======== Records for this task ========

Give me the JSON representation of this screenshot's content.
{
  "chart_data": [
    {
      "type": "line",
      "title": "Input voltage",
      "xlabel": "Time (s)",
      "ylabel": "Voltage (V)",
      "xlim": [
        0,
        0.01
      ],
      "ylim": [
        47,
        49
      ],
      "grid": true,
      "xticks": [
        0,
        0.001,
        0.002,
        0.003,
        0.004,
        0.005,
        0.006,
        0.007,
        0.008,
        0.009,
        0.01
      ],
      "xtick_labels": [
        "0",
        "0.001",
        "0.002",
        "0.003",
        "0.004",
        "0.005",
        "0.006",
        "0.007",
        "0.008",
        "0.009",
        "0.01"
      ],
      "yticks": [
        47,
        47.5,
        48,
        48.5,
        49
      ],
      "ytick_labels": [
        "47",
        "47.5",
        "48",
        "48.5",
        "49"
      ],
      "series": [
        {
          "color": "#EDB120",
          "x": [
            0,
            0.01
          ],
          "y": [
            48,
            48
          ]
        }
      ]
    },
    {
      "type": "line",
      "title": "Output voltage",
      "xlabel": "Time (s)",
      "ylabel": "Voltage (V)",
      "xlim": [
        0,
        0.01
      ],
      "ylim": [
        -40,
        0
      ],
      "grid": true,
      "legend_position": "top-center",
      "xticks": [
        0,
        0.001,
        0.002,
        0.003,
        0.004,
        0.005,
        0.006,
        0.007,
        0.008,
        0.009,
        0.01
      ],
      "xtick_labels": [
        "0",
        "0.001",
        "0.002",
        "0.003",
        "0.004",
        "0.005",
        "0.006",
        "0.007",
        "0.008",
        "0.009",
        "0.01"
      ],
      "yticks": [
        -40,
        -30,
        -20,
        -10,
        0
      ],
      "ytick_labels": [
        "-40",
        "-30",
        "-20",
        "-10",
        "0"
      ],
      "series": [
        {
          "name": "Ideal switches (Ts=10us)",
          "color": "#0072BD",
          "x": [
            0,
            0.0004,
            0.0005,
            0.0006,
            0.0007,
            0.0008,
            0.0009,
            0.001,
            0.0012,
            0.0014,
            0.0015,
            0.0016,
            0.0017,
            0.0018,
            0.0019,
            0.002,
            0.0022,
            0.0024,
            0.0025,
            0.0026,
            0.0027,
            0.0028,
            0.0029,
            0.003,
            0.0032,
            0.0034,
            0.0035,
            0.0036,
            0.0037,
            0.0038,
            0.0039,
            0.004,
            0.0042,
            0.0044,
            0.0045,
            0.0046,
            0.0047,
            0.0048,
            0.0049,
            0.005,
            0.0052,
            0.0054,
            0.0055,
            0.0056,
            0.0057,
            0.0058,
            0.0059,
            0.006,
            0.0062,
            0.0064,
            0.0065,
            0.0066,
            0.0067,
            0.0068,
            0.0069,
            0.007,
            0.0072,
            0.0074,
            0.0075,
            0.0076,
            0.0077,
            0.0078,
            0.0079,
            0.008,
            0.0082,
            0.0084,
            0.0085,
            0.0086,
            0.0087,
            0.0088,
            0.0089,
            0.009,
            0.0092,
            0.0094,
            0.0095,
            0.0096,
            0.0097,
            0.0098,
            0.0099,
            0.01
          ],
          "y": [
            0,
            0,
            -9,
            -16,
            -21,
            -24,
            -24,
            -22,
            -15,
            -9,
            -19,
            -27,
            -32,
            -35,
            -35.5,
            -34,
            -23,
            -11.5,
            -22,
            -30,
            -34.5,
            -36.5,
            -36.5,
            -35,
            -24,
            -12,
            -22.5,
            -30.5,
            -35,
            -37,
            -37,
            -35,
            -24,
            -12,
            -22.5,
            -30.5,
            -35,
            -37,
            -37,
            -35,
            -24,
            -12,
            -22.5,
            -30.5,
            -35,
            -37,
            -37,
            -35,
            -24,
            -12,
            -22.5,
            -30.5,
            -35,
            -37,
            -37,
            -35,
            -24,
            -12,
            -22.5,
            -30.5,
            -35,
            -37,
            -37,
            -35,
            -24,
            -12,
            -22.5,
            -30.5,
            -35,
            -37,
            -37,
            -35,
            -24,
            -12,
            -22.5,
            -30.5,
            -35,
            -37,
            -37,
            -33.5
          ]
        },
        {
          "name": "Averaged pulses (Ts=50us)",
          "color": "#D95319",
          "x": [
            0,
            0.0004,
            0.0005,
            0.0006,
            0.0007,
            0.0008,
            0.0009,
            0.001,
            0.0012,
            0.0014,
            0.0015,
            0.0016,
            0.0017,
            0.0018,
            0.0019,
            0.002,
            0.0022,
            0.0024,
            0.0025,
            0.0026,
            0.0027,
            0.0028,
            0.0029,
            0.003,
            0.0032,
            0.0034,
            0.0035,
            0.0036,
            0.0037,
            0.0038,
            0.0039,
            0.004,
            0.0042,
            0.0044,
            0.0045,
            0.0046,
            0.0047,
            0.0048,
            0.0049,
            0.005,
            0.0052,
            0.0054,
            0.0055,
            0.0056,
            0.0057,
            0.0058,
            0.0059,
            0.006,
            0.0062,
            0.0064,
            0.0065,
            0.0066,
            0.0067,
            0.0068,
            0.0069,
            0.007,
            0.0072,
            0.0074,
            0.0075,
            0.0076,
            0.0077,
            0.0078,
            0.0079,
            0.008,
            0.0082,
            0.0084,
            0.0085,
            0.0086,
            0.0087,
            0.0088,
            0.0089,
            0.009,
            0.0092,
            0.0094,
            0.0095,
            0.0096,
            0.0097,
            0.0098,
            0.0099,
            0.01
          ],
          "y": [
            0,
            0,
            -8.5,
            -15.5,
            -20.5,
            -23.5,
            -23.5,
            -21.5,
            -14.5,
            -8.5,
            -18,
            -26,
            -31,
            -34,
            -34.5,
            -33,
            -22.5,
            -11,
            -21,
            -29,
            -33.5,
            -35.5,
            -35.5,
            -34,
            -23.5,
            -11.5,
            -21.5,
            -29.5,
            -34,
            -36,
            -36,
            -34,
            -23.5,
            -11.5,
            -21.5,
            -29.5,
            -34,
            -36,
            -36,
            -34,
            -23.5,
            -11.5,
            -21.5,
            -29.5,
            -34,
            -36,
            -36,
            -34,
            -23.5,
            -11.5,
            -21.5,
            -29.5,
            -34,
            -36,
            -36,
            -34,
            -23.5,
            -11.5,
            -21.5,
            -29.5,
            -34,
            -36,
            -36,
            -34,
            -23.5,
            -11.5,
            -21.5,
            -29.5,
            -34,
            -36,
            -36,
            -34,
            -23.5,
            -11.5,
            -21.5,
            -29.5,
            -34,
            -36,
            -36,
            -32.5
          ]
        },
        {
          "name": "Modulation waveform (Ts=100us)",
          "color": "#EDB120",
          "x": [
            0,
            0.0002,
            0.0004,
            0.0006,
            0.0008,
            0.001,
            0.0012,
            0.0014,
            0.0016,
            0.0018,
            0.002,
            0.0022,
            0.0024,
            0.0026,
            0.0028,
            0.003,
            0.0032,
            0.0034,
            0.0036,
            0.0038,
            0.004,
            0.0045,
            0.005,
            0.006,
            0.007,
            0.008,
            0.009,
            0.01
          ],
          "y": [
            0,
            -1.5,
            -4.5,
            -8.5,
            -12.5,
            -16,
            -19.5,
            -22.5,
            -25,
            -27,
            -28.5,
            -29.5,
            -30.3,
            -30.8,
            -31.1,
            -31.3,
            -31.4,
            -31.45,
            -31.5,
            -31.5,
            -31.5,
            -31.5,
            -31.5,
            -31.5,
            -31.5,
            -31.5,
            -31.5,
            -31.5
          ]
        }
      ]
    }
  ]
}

========

The full set of records should be duplicated exactly.

Give me the JSON representation of this screenshot's content.
{
  "chart_data": [
    {
      "type": "line",
      "title": "Input voltage",
      "xlabel": "Time (s)",
      "ylabel": "Voltage (V)",
      "xlim": [
        0,
        0.01
      ],
      "ylim": [
        47,
        49
      ],
      "grid": true,
      "xticks": [
        0,
        0.001,
        0.002,
        0.003,
        0.004,
        0.005,
        0.006,
        0.007,
        0.008,
        0.009,
        0.01
      ],
      "xtick_labels": [
        "0",
        "0.001",
        "0.002",
        "0.003",
        "0.004",
        "0.005",
        "0.006",
        "0.007",
        "0.008",
        "0.009",
        "0.01"
      ],
      "yticks": [
        47,
        47.5,
        48,
        48.5,
        49
      ],
      "ytick_labels": [
        "47",
        "47.5",
        "48",
        "48.5",
        "49"
      ],
      "series": [
        {
          "color": "#EDB120",
          "x": [
            0,
            0.01
          ],
          "y": [
            48,
            48
          ]
        }
      ]
    },
    {
      "type": "line",
      "title": "Output voltage",
      "xlabel": "Time (s)",
      "ylabel": "Voltage (V)",
      "xlim": [
        0,
        0.01
      ],
      "ylim": [
        -40,
        0
      ],
      "grid": true,
      "legend_position": "top-center",
      "xticks": [
        0,
        0.001,
        0.002,
        0.003,
        0.004,
        0.005,
        0.006,
        0.007,
        0.008,
        0.009,
        0.01
      ],
      "xtick_labels": [
        "0",
        "0.001",
        "0.002",
        "0.003",
        "0.004",
        "0.005",
        "0.006",
        "0.007",
        "0.008",
        "0.009",
        "0.01"
      ],
      "yticks": [
        -40,
        -30,
        -20,
        -10,
        0
      ],
      "ytick_labels": [
        "-40",
        "-30",
        "-20",
        "-10",
        "0"
      ],
      "series": [
        {
          "name": "Ideal switches (Ts=10us)",
          "color": "#0072BD",
          "x": [
            0,
            0.0004,
            0.0005,
            0.0006,
            0.0007,
            0.0008,
            0.0009,
            0.001,
            0.0012,
            0.0014,
            0.0015,
            0.0016,
            0.0017,
            0.0018,
            0.0019,
            0.002,
            0.0022,
            0.0024,
            0.0025,
            0.0026,
            0.0027,
            0.0028,
            0.0029,
            0.003,
            0.0032,
            0.0034,
            0.0035,
            0.0036,
            0.0037,
            0.0038,
            0.0039,
            0.004,
            0.0042,
            0.0044,
            0.0045,
            0.0046,
            0.0047,
            0.0048,
            0.0049,
            0.005,
            0.0052,
            0.0054,
            0.0055,
            0.0056,
            0.0057,
            0.0058,
            0.0059,
            0.006,
            0.0062,
            0.0064,
            0.0065,
            0.0066,
            0.0067,
            0.0068,
            0.0069,
            0.007,
            0.0072,
            0.0074,
            0.0075,
            0.0076,
            0.0077,
            0.0078,
            0.0079,
            0.008,
            0.0082,
            0.0084,
            0.0085,
            0.0086,
            0.0087,
            0.0088,
            0.0089,
            0.009,
            0.0092,
            0.0094,
            0.0095,
            0.0096,
            0.0097,
            0.0098,
            0.0099,
            0.01
          ],
          "y": [
            0,
            0,
            -9,
            -16,
            -21,
            -24,
            -24,
            -22,
            -15,
            -9,
            -19,
            -27,
            -32,
            -35,
            -35.5,
            -34,
            -23,
            -11.5,
            -22,
            -30,
            -34.5,
            -36.5,
            -36.5,
            -35,
            -24,
            -12,
            -22.5,
            -30.5,
            -35,
            -37,
            -37,
            -35,
            -24,
            -12,
            -22.5,
            -30.5,
            -35,
            -37,
            -37,
            -35,
            -24,
            -12,
            -22.5,
            -30.5,
            -35,
            -37,
            -37,
            -35,
            -24,
            -12,
            -22.5,
            -30.5,
            -35,
            -37,
            -37,
            -35,
            -24,
            -12,
            -22.5,
            -30.5,
            -35,
            -37,
            -37,
            -35,
            -24,
            -12,
            -22.5,
            -30.5,
            -35,
            -37,
            -37,
            -35,
            -24,
            -12,
            -22.5,
            -30.5,
            -35,
            -37,
            -37,
            -33.5
          ]
        },
        {
          "name": "Averaged pulses (Ts=50us)",
          "color": "#D95319",
          "x": [
            0,
            0.0004,
            0.0005,
            0.0006,
            0.0007,
            0.0008,
            0.0009,
            0.001,
            0.0012,
            0.0014,
            0.0015,
            0.0016,
            0.0017,
            0.0018,
            0.0019,
            0.002,
            0.0022,
            0.0024,
            0.0025,
            0.0026,
            0.0027,
            0.0028,
            0.0029,
            0.003,
            0.0032,
            0.0034,
            0.0035,
            0.0036,
            0.0037,
            0.0038,
            0.0039,
            0.004,
            0.0042,
            0.0044,
            0.0045,
            0.0046,
            0.0047,
            0.0048,
            0.0049,
            0.005,
            0.0052,
            0.0054,
            0.0055,
            0.0056,
            0.0057,
            0.0058,
            0.0059,
            0.006,
            0.0062,
            0.0064,
            0.0065,
            0.0066,
            0.0067,
            0.0068,
            0.0069,
            0.007,
            0.0072,
            0.0074,
            0.0075,
            0.0076,
            0.0077,
            0.0078,
            0.0079,
            0.008,
            0.0082,
            0.0084,
            0.0085,
            0.0086,
            0.0087,
            0.0088,
            0.0089,
            0.009,
            0.0092,
            0.0094,
            0.0095,
            0.0096,
            0.0097,
            0.0098,
            0.0099,
            0.01
          ],
          "y": [
            0,
            0,
            -8.5,
            -15.5,
            -20.5,
            -23.5,
            -23.5,
            -21.5,
            -14.5,
            -8.5,
            -18,
            -26,
            -31,
            -34,
            -34.5,
            -33,
            -22.5,
            -11,
            -21,
            -29,
            -33.5,
            -35.5,
            -35.5,
            -34,
            -23.5,
            -11.5,
            -21.5,
            -29.5,
            -34,
            -36,
            -36,
            -34,
            -23.5,
            -11.5,
            -21.5,
            -29.5,
            -34,
            -36,
            -36,
            -34,
            -23.5,
            -11.5,
            -21.5,
            -29.5,
            -34,
            -36,
            -36,
            -34,
            -23.5,
            -11.5,
            -21.5,
            -29.5,
            -34,
            -36,
            -36,
            -34,
            -23.5,
            -11.5,
            -21.5,
            -29.5,
            -34,
            -36,
            -36,
            -34,
            -23.5,
            -11.5,
            -21.5,
            -29.5,
            -34,
            -36,
            -36,
            -34,
            -23.5,
            -11.5,
            -21.5,
            -29.5,
            -34,
            -36,
            -36,
            -32.5
          ]
        },
        {
          "name": "Modulation waveform (Ts=100us)",
          "color": "#EDB120",
          "x": [
            0,
            0.0002,
            0.0004,
            0.0006,
            0.0008,
            0.001,
            0.0012,
            0.0014,
            0.0016,
            0.0018,
            0.002,
            0.0022,
            0.0024,
            0.0026,
            0.0028,
            0.003,
            0.0032,
            0.0034,
            0.0036,
            0.0038,
            0.004,
            0.0045,
            0.005,
            0.006,
            0.007,
            0.008,
            0.009,
            0.01
          ],
          "y": [
            0,
            -1.5,
            -4.5,
            -8.5,
            -12.5,
            -16,
            -19.5,
            -22.5,
            -25,
            -27,
            -28.5,
            -29.5,
            -30.3,
            -30.8,
            -31.1,
            -31.3,
            -31.4,
            -31.45,
            -31.5,
            -31.5,
            -31.5,
            -31.5,
            -31.5,
            -31.5,
            -31.5,
            -31.5,
            -31.5,
            -31.5
          ]
        }
      ]
    }
  ]
}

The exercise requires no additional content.